Given request => Pull every line that holds the word "欧罗巴杯" from the entries.

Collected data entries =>
=======
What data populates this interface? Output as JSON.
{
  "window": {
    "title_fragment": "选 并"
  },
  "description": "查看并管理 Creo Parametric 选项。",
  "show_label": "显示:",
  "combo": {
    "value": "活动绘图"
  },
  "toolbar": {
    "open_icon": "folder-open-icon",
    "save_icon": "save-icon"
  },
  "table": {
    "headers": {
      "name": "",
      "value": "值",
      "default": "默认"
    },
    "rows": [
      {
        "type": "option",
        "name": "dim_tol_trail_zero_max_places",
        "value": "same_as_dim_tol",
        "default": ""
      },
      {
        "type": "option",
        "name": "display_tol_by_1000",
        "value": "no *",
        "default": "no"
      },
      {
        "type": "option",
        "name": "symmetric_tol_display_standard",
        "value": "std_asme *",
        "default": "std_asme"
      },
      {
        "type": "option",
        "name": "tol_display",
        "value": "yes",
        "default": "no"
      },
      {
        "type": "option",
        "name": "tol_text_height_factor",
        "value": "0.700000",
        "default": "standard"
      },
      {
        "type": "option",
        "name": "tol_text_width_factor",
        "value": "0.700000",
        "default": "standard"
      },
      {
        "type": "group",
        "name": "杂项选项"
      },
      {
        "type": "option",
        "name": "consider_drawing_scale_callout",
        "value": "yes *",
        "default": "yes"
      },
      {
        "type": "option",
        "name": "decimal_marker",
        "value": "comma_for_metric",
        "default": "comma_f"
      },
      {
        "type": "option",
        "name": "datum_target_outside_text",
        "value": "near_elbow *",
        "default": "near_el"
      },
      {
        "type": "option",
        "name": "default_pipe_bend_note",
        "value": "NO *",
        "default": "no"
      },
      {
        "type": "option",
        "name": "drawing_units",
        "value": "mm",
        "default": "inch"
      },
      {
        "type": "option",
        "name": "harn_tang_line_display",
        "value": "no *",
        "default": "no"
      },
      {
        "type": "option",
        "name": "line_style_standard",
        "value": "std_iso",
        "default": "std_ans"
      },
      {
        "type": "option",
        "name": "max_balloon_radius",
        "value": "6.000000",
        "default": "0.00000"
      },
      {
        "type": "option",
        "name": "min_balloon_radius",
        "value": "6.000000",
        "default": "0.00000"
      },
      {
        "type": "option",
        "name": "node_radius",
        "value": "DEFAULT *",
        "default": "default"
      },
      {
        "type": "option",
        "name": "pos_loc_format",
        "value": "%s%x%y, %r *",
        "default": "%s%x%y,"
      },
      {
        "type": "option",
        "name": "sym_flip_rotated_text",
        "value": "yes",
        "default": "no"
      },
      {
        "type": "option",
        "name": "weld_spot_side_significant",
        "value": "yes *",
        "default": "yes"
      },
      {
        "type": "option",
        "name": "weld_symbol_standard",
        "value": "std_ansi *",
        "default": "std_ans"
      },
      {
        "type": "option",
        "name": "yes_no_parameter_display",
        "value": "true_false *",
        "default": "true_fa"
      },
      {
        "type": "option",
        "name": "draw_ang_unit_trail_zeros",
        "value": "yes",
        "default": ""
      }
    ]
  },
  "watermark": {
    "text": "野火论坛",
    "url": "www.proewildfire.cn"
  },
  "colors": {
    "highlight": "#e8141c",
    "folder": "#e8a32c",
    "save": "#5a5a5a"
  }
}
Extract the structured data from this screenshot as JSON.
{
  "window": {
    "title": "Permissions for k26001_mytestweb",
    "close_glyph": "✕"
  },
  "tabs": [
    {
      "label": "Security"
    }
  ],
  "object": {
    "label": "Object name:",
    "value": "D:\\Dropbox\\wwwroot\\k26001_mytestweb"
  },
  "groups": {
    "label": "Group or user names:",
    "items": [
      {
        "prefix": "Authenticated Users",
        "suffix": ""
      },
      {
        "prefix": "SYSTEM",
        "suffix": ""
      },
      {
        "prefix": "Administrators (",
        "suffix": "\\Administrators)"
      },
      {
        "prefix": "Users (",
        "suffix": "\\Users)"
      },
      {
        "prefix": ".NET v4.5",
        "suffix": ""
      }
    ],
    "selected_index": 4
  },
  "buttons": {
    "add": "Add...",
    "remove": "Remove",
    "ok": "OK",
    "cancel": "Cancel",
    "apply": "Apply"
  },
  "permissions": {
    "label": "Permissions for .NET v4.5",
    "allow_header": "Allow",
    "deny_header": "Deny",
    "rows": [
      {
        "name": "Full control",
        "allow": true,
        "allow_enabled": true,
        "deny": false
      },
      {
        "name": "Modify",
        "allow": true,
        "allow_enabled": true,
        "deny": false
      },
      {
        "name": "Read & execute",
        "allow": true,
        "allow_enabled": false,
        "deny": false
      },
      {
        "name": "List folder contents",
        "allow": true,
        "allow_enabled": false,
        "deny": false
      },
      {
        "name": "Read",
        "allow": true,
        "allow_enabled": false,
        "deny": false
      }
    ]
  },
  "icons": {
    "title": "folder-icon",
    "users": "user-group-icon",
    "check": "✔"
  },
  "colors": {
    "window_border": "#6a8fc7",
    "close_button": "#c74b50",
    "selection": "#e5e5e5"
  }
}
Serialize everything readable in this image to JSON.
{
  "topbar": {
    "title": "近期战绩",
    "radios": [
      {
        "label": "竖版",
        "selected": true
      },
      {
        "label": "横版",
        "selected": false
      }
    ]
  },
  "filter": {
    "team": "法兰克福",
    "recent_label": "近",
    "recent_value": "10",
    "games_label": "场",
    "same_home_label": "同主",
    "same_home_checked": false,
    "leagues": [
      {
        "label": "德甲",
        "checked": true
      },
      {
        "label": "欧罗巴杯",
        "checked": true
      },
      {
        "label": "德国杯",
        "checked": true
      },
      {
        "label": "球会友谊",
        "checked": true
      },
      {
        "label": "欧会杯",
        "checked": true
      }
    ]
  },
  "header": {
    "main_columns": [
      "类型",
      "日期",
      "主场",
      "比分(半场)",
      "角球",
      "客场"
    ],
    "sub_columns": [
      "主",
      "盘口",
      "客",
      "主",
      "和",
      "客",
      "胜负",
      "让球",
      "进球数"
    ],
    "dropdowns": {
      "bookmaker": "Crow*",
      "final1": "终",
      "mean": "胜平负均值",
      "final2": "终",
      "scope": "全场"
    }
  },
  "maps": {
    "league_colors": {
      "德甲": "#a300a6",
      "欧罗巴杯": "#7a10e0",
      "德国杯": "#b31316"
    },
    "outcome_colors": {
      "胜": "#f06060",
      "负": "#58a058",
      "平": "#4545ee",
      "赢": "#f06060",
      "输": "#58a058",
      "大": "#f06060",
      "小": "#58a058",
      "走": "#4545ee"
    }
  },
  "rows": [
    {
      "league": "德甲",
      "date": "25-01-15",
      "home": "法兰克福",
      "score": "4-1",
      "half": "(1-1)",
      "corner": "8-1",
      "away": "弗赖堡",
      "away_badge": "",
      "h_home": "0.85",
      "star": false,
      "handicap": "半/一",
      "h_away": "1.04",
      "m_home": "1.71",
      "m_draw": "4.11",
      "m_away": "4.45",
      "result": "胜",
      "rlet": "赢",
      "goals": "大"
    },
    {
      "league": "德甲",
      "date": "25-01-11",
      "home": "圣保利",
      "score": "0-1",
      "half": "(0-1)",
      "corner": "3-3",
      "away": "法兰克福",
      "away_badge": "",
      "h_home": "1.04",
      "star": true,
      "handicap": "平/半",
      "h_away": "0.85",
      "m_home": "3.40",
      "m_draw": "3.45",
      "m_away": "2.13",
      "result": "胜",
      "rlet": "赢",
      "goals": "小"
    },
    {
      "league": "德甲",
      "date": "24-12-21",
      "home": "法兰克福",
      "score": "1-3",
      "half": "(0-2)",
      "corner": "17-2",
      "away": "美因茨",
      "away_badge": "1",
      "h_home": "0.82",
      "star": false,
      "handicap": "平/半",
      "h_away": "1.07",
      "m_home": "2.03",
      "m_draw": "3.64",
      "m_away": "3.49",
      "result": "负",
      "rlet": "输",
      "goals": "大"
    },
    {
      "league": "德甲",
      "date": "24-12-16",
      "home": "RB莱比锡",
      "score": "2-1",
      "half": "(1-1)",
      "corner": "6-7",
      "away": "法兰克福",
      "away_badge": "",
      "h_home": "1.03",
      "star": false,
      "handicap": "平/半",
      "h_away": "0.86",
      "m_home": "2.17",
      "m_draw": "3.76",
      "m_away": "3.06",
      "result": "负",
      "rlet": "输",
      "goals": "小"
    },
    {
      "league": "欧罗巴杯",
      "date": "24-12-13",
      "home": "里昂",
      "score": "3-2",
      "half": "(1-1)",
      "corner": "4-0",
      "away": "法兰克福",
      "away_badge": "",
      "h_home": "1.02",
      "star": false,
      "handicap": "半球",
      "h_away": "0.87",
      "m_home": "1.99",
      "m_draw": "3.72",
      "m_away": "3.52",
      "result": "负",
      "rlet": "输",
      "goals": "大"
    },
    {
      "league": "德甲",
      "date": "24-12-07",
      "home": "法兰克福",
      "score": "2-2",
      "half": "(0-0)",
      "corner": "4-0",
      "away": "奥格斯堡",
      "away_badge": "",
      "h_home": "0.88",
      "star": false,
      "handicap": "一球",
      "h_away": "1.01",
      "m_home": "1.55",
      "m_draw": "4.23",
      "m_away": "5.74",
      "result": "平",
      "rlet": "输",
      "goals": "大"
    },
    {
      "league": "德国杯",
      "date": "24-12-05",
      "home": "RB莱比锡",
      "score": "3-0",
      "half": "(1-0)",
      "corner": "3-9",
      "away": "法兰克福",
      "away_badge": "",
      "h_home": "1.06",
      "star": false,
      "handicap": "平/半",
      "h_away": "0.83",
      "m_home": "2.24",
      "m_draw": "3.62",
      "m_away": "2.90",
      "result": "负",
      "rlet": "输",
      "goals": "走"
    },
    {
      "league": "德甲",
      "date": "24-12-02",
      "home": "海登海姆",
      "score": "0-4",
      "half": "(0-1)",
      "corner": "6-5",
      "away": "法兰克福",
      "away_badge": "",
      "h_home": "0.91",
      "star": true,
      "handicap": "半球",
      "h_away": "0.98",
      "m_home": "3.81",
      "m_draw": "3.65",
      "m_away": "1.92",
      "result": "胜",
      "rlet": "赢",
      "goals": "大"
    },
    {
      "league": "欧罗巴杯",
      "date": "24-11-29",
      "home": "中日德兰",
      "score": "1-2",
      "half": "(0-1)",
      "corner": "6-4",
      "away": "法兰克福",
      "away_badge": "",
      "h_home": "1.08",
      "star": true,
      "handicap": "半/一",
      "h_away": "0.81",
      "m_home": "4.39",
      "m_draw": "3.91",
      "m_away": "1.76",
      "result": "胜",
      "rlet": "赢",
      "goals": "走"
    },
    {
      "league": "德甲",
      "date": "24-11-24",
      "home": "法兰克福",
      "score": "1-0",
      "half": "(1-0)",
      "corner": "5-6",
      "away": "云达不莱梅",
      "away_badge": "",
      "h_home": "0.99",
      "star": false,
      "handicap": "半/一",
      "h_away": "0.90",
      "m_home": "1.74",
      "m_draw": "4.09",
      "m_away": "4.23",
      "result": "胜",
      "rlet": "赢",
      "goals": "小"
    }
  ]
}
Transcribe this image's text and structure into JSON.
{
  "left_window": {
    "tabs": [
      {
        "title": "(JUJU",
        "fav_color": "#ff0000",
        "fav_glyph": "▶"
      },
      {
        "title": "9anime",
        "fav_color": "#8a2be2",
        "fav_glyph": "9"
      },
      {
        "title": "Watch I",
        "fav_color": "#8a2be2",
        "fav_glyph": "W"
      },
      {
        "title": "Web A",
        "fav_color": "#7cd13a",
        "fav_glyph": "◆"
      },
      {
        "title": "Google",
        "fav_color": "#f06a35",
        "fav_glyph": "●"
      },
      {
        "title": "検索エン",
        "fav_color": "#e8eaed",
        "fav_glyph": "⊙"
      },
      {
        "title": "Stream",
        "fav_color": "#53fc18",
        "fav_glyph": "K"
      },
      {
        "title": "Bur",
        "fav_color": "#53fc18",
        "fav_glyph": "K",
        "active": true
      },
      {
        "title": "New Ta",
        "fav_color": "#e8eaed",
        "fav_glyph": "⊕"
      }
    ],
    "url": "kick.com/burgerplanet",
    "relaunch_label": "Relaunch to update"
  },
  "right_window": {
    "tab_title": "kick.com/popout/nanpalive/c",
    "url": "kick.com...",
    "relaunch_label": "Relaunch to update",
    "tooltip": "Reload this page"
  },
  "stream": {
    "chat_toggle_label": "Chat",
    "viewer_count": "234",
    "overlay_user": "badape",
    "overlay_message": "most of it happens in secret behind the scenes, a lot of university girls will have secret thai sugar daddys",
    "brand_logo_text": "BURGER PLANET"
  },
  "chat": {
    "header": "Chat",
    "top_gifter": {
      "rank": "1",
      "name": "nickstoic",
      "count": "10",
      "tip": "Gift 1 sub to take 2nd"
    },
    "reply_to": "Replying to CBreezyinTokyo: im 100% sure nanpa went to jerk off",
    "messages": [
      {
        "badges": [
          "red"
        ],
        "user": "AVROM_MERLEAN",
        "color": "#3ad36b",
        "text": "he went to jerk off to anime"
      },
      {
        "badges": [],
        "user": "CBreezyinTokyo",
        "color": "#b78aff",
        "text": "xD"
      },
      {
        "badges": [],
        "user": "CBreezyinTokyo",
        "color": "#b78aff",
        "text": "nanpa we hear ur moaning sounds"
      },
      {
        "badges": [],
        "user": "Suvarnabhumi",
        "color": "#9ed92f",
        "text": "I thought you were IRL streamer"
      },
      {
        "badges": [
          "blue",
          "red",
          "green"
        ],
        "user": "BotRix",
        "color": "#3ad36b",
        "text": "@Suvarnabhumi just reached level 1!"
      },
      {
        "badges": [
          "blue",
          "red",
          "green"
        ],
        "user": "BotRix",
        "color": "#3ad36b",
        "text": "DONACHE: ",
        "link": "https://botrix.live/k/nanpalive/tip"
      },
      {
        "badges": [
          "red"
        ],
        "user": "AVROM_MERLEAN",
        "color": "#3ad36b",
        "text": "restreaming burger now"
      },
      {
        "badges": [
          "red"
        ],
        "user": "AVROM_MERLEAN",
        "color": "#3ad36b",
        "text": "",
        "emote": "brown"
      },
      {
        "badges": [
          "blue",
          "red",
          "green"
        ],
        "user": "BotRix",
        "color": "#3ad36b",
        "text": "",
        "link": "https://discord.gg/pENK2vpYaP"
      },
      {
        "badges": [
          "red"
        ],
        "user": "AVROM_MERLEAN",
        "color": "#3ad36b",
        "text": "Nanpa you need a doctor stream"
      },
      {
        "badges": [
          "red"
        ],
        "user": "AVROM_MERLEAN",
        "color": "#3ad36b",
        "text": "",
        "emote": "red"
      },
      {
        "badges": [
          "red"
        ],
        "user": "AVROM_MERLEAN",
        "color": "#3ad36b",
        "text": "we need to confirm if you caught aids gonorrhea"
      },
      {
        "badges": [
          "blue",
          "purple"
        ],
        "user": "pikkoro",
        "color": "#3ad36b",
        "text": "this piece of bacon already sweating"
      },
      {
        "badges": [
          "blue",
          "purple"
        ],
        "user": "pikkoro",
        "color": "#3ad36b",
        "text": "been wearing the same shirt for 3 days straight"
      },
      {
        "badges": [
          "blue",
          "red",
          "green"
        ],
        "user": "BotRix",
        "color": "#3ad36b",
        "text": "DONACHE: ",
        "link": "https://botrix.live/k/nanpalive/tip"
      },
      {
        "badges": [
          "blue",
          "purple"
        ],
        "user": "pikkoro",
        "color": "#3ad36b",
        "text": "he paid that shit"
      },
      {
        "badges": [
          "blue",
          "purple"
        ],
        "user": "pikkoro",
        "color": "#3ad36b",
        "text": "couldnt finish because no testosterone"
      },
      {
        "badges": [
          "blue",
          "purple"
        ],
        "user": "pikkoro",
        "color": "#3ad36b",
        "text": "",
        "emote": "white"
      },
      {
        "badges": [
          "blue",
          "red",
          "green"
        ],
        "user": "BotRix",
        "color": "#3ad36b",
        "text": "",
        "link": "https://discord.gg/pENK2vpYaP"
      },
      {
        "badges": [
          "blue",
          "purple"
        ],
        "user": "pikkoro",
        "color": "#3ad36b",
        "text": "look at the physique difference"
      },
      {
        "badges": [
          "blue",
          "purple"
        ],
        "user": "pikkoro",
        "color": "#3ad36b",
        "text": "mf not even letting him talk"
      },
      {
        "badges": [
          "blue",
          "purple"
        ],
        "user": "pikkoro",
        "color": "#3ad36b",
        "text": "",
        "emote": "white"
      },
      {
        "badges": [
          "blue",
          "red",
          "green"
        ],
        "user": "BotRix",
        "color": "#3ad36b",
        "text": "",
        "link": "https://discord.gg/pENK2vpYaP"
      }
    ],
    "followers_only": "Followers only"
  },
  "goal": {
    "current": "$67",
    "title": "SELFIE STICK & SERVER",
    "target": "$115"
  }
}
=======
Answer in full =>
        "label": "欧罗巴杯",
      "欧罗巴杯": "#7a10e0",
      "league": "欧罗巴杯",
      "league": "欧罗巴杯",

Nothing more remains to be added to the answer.